(Collected data)
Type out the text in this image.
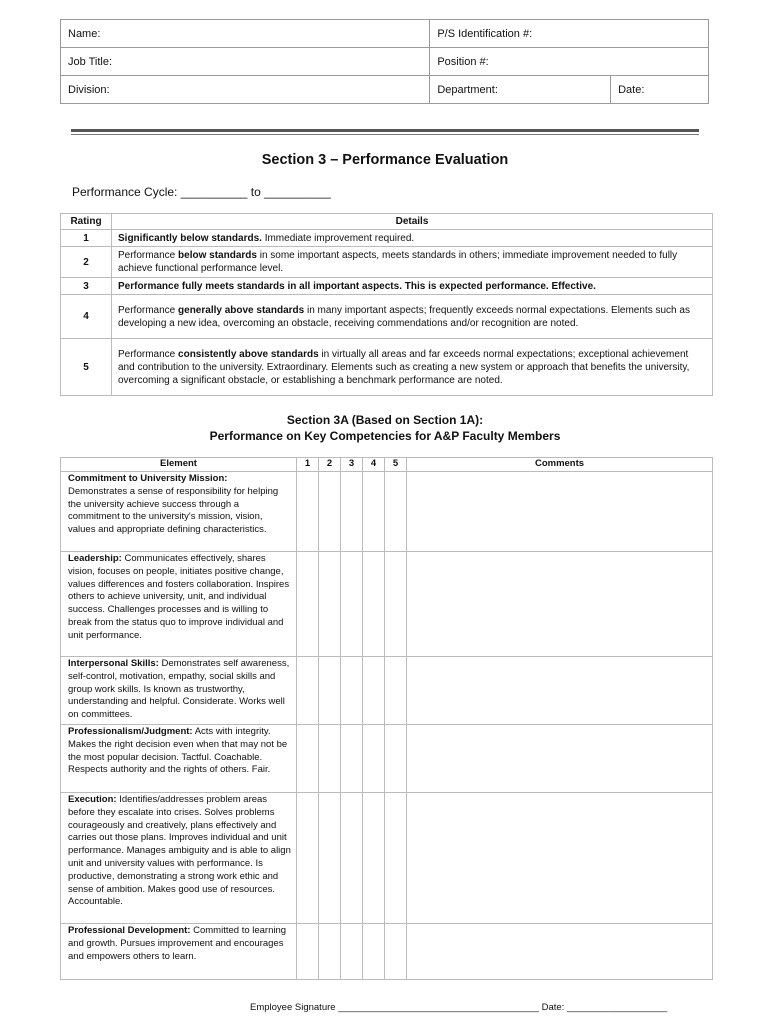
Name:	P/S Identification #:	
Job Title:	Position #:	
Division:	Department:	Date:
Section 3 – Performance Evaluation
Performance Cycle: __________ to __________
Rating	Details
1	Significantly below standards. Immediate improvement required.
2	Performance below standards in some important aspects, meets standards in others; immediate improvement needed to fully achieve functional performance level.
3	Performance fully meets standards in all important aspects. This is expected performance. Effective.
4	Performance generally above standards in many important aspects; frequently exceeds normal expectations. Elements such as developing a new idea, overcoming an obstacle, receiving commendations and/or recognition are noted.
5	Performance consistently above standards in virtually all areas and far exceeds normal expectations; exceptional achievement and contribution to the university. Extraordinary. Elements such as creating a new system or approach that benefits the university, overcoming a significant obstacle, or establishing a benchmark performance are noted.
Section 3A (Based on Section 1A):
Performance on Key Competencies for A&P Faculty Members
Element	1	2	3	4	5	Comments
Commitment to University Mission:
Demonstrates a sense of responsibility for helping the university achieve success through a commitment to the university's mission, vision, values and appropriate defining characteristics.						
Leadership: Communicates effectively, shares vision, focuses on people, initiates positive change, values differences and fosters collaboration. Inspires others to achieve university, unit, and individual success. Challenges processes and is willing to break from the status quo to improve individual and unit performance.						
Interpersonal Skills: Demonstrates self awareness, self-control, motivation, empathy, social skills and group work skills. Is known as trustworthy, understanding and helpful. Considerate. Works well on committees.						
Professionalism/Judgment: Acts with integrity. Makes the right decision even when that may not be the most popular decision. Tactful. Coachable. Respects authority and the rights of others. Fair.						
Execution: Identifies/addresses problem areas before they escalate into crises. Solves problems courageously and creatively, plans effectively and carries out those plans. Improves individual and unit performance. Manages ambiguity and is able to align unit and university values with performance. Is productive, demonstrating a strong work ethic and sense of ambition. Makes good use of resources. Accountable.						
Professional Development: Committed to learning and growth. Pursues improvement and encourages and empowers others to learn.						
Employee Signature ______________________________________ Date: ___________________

==

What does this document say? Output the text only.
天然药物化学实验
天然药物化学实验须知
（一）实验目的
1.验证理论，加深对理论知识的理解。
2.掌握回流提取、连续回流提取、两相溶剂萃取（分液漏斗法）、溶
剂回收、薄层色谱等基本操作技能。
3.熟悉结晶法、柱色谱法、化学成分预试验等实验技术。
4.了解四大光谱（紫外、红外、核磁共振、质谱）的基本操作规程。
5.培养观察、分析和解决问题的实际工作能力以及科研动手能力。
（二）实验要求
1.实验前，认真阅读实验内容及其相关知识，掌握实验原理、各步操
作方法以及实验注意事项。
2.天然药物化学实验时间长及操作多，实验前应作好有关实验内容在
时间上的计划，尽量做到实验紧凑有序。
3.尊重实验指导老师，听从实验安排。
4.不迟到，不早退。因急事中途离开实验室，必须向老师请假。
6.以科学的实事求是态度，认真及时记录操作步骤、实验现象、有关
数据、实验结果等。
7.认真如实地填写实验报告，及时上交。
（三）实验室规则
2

Stated task: Identify every line where the string "exceeds" appears.

Expected answer:
4	Performance generally above standards in many important aspects; frequently exceeds normal expectations. Elements such as developing a new idea, overcoming an obstacle, receiving commendations and/or recognition are noted.
5	Performance consistently above standards in virtually all areas and far exceeds normal expectations; exceptional achievement and contribution to the university. Extraordinary. Elements such as creating a new system or approach that benefits the university, overcoming a significant obstacle, or establishing a benchmark performance are noted.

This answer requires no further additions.